--- Start DATA IN THIS EXERCISE ---

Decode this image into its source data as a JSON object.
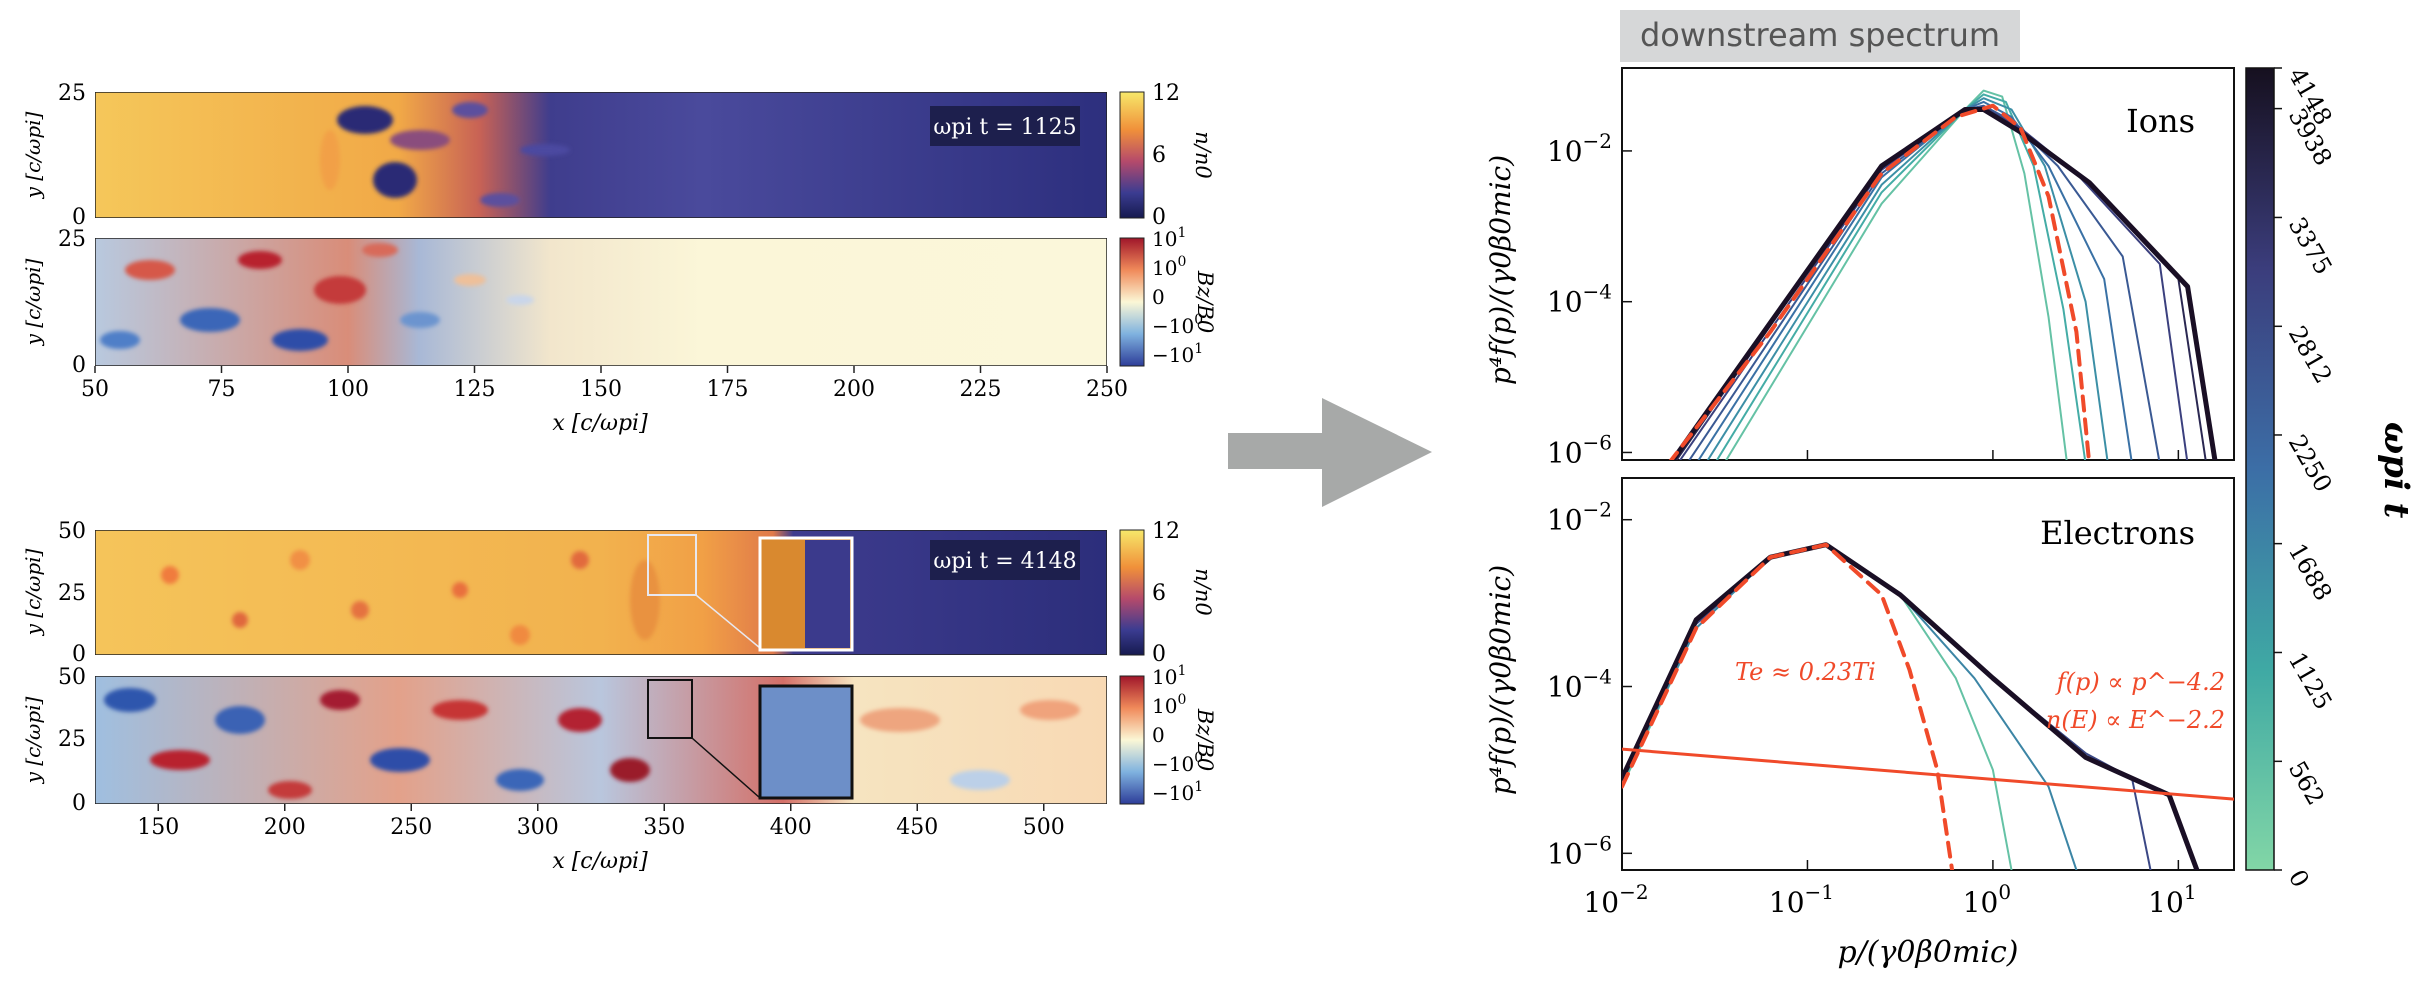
{
  "chart_data": [
    {
      "type": "heatmap",
      "panel": "left-top",
      "time_label": "ωpi t = 1125",
      "rows": [
        {
          "field": "density",
          "ylabel": "y [c/ωpi]",
          "yticks": [
            "25",
            "0"
          ],
          "ylim": [
            0,
            25
          ],
          "colorbar_label": "n/n0",
          "colorbar_ticks": [
            "12",
            "6",
            "0"
          ],
          "colormap": "plasma-like (dark blue → orange → yellow)"
        },
        {
          "field": "magnetic",
          "ylabel": "y [c/ωpi]",
          "yticks": [
            "25",
            "0"
          ],
          "ylim": [
            0,
            25
          ],
          "colorbar_label": "Bz/B0",
          "colorbar_ticks": [
            "10^1",
            "10^0",
            "0",
            "−10^0",
            "−10^1"
          ],
          "colormap": "diverging (blue → cream → red)"
        }
      ],
      "xlabel": "x [c/ωpi]",
      "xticks": [
        "50",
        "75",
        "100",
        "125",
        "150",
        "175",
        "200",
        "225",
        "250"
      ],
      "xlim": [
        50,
        250
      ],
      "shock_position_x": 110
    },
    {
      "type": "heatmap",
      "panel": "left-bottom",
      "time_label": "ωpi t = 4148",
      "rows": [
        {
          "field": "density",
          "ylabel": "y [c/ωpi]",
          "yticks": [
            "50",
            "25",
            "0"
          ],
          "ylim": [
            0,
            50
          ],
          "colorbar_label": "n/n0",
          "colorbar_ticks": [
            "12",
            "6",
            "0"
          ]
        },
        {
          "field": "magnetic",
          "ylabel": "y [c/ωpi]",
          "yticks": [
            "50",
            "25",
            "0"
          ],
          "ylim": [
            0,
            50
          ],
          "colorbar_label": "Bz/B0",
          "colorbar_ticks": [
            "10^1",
            "10^0",
            "0",
            "−10^0",
            "−10^1"
          ]
        }
      ],
      "xlabel": "x [c/ωpi]",
      "xticks": [
        "150",
        "200",
        "250",
        "300",
        "350",
        "400",
        "450",
        "500"
      ],
      "xlim": [
        125,
        525
      ],
      "shock_position_x": 350,
      "zoom_inset": true
    },
    {
      "type": "line",
      "panel": "right",
      "title": "downstream spectrum",
      "xlabel": "p/(γ0β0mic)",
      "ylabel": "p⁴f(p)/(γ0β0mic)",
      "xscale": "log",
      "yscale": "log",
      "xlim_log10": [
        -2,
        1.3
      ],
      "xticks": [
        {
          "base": "10",
          "exp": "−2"
        },
        {
          "base": "10",
          "exp": "−1"
        },
        {
          "base": "10",
          "exp": "0"
        },
        {
          "base": "10",
          "exp": "1"
        }
      ],
      "colorbar": {
        "label": "ωpi t",
        "ticks": [
          "4148",
          "3938",
          "3375",
          "2812",
          "2250",
          "1688",
          "1125",
          "562",
          "0"
        ],
        "range": [
          0,
          4148
        ],
        "colors": [
          "#7fd3a4",
          "#3ea8a6",
          "#3a6ea5",
          "#3b3f7d",
          "#1a0f25"
        ]
      },
      "subplots": [
        {
          "name": "Ions",
          "ylim_log10": [
            -6.1,
            -0.9
          ],
          "yticks": [
            {
              "base": "10",
              "exp": "−2"
            },
            {
              "base": "10",
              "exp": "−4"
            },
            {
              "base": "10",
              "exp": "−6"
            }
          ],
          "series": [
            {
              "name": "ωpi t=562",
              "points": [
                [
                  -1.45,
                  -6.15
                ],
                [
                  -0.6,
                  -2.7
                ],
                [
                  -0.15,
                  -1.45
                ],
                [
                  -0.05,
                  -1.2
                ],
                [
                  0.05,
                  -1.28
                ],
                [
                  0.17,
                  -2.3
                ],
                [
                  0.3,
                  -4.2
                ],
                [
                  0.4,
                  -6.15
                ]
              ]
            },
            {
              "name": "ωpi t=1125",
              "points": [
                [
                  -1.5,
                  -6.15
                ],
                [
                  -0.6,
                  -2.55
                ],
                [
                  -0.15,
                  -1.45
                ],
                [
                  -0.05,
                  -1.25
                ],
                [
                  0.07,
                  -1.35
                ],
                [
                  0.22,
                  -2.2
                ],
                [
                  0.38,
                  -4.1
                ],
                [
                  0.5,
                  -6.15
                ]
              ]
            },
            {
              "name": "ωpi t=1688",
              "points": [
                [
                  -1.55,
                  -6.15
                ],
                [
                  -0.6,
                  -2.45
                ],
                [
                  -0.15,
                  -1.45
                ],
                [
                  -0.05,
                  -1.3
                ],
                [
                  0.1,
                  -1.45
                ],
                [
                  0.28,
                  -2.2
                ],
                [
                  0.5,
                  -4.0
                ],
                [
                  0.62,
                  -6.15
                ]
              ]
            },
            {
              "name": "ωpi t=2250",
              "points": [
                [
                  -1.6,
                  -6.15
                ],
                [
                  -0.6,
                  -2.35
                ],
                [
                  -0.15,
                  -1.45
                ],
                [
                  -0.05,
                  -1.35
                ],
                [
                  0.1,
                  -1.55
                ],
                [
                  0.3,
                  -2.2
                ],
                [
                  0.6,
                  -3.7
                ],
                [
                  0.75,
                  -6.15
                ]
              ]
            },
            {
              "name": "ωpi t=2812",
              "points": [
                [
                  -1.65,
                  -6.15
                ],
                [
                  -0.6,
                  -2.3
                ],
                [
                  -0.15,
                  -1.45
                ],
                [
                  -0.05,
                  -1.4
                ],
                [
                  0.1,
                  -1.6
                ],
                [
                  0.35,
                  -2.2
                ],
                [
                  0.7,
                  -3.4
                ],
                [
                  0.9,
                  -6.15
                ]
              ]
            },
            {
              "name": "ωpi t=3375",
              "points": [
                [
                  -1.7,
                  -6.15
                ],
                [
                  -0.6,
                  -2.25
                ],
                [
                  -0.15,
                  -1.45
                ],
                [
                  -0.05,
                  -1.42
                ],
                [
                  0.15,
                  -1.7
                ],
                [
                  0.45,
                  -2.3
                ],
                [
                  0.9,
                  -3.5
                ],
                [
                  1.05,
                  -6.15
                ]
              ]
            },
            {
              "name": "ωpi t=3938",
              "points": [
                [
                  -1.72,
                  -6.15
                ],
                [
                  -0.6,
                  -2.2
                ],
                [
                  -0.15,
                  -1.45
                ],
                [
                  -0.05,
                  -1.45
                ],
                [
                  0.15,
                  -1.75
                ],
                [
                  0.5,
                  -2.4
                ],
                [
                  1.0,
                  -3.7
                ],
                [
                  1.15,
                  -6.15
                ]
              ]
            },
            {
              "name": "ωpi t=4148",
              "points": [
                [
                  -1.74,
                  -6.15
                ],
                [
                  -0.6,
                  -2.2
                ],
                [
                  -0.15,
                  -1.45
                ],
                [
                  -0.05,
                  -1.45
                ],
                [
                  0.15,
                  -1.75
                ],
                [
                  0.52,
                  -2.42
                ],
                [
                  1.05,
                  -3.8
                ],
                [
                  1.2,
                  -6.15
                ]
              ]
            },
            {
              "name": "Maxwellian fit",
              "style": "dashed",
              "color": "#f04a2a",
              "points": [
                [
                  -1.75,
                  -6.15
                ],
                [
                  -1.2,
                  -4.4
                ],
                [
                  -0.6,
                  -2.3
                ],
                [
                  -0.2,
                  -1.55
                ],
                [
                  0,
                  -1.4
                ],
                [
                  0.15,
                  -1.7
                ],
                [
                  0.3,
                  -2.6
                ],
                [
                  0.45,
                  -4.4
                ],
                [
                  0.52,
                  -6.15
                ]
              ]
            }
          ]
        },
        {
          "name": "Electrons",
          "ylim_log10": [
            -6.2,
            -1.5
          ],
          "yticks": [
            {
              "base": "10",
              "exp": "−2"
            },
            {
              "base": "10",
              "exp": "−4"
            },
            {
              "base": "10",
              "exp": "−6"
            }
          ],
          "temperature_annotation": "Te ≈ 0.23Ti",
          "powerlaw_annotation_1": "f(p) ∝ p^−4.2",
          "powerlaw_annotation_2": "n(E) ∝ E^−2.2",
          "series": [
            {
              "name": "ωpi t=562",
              "points": [
                [
                  -2,
                  -5.2
                ],
                [
                  -1.6,
                  -3.3
                ],
                [
                  -1.2,
                  -2.45
                ],
                [
                  -0.9,
                  -2.3
                ],
                [
                  -0.5,
                  -2.9
                ],
                [
                  -0.2,
                  -3.9
                ],
                [
                  0,
                  -5.0
                ],
                [
                  0.1,
                  -6.2
                ]
              ]
            },
            {
              "name": "ωpi t=1688",
              "points": [
                [
                  -2,
                  -5.15
                ],
                [
                  -1.6,
                  -3.3
                ],
                [
                  -1.2,
                  -2.45
                ],
                [
                  -0.9,
                  -2.3
                ],
                [
                  -0.5,
                  -2.9
                ],
                [
                  -0.1,
                  -3.9
                ],
                [
                  0.3,
                  -5.2
                ],
                [
                  0.45,
                  -6.2
                ]
              ]
            },
            {
              "name": "ωpi t=2812",
              "points": [
                [
                  -2,
                  -5.1
                ],
                [
                  -1.6,
                  -3.25
                ],
                [
                  -1.2,
                  -2.45
                ],
                [
                  -0.9,
                  -2.3
                ],
                [
                  -0.5,
                  -2.9
                ],
                [
                  0,
                  -3.9
                ],
                [
                  0.5,
                  -4.8
                ],
                [
                  0.75,
                  -5.1
                ],
                [
                  0.85,
                  -6.2
                ]
              ]
            },
            {
              "name": "ωpi t=4148",
              "points": [
                [
                  -2,
                  -5.1
                ],
                [
                  -1.6,
                  -3.2
                ],
                [
                  -1.2,
                  -2.45
                ],
                [
                  -0.9,
                  -2.3
                ],
                [
                  -0.5,
                  -2.9
                ],
                [
                  0,
                  -3.9
                ],
                [
                  0.5,
                  -4.85
                ],
                [
                  0.75,
                  -5.1
                ],
                [
                  0.95,
                  -5.3
                ],
                [
                  1.1,
                  -6.2
                ]
              ]
            },
            {
              "name": "Maxwellian fit",
              "style": "dashed",
              "color": "#f04a2a",
              "points": [
                [
                  -2,
                  -5.2
                ],
                [
                  -1.6,
                  -3.3
                ],
                [
                  -1.2,
                  -2.45
                ],
                [
                  -0.9,
                  -2.3
                ],
                [
                  -0.6,
                  -2.9
                ],
                [
                  -0.45,
                  -3.8
                ],
                [
                  -0.3,
                  -5.0
                ],
                [
                  -0.22,
                  -6.2
                ]
              ]
            },
            {
              "name": "power law p^-4.2",
              "style": "solid",
              "color": "#f04a2a",
              "points": [
                [
                  -2,
                  -4.75
                ],
                [
                  1.3,
                  -5.35
                ]
              ]
            }
          ]
        }
      ]
    }
  ]
}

--- End DATA IN THIS EXERCISE ---

■ GIVEN REQUEST:
Go through the records and gather the lines that hold "colormap".

■ COMPLETED TASK:
          "colormap": "plasma-like (dark blue → orange → yellow)"
          "colormap": "diverging (blue → cream → red)"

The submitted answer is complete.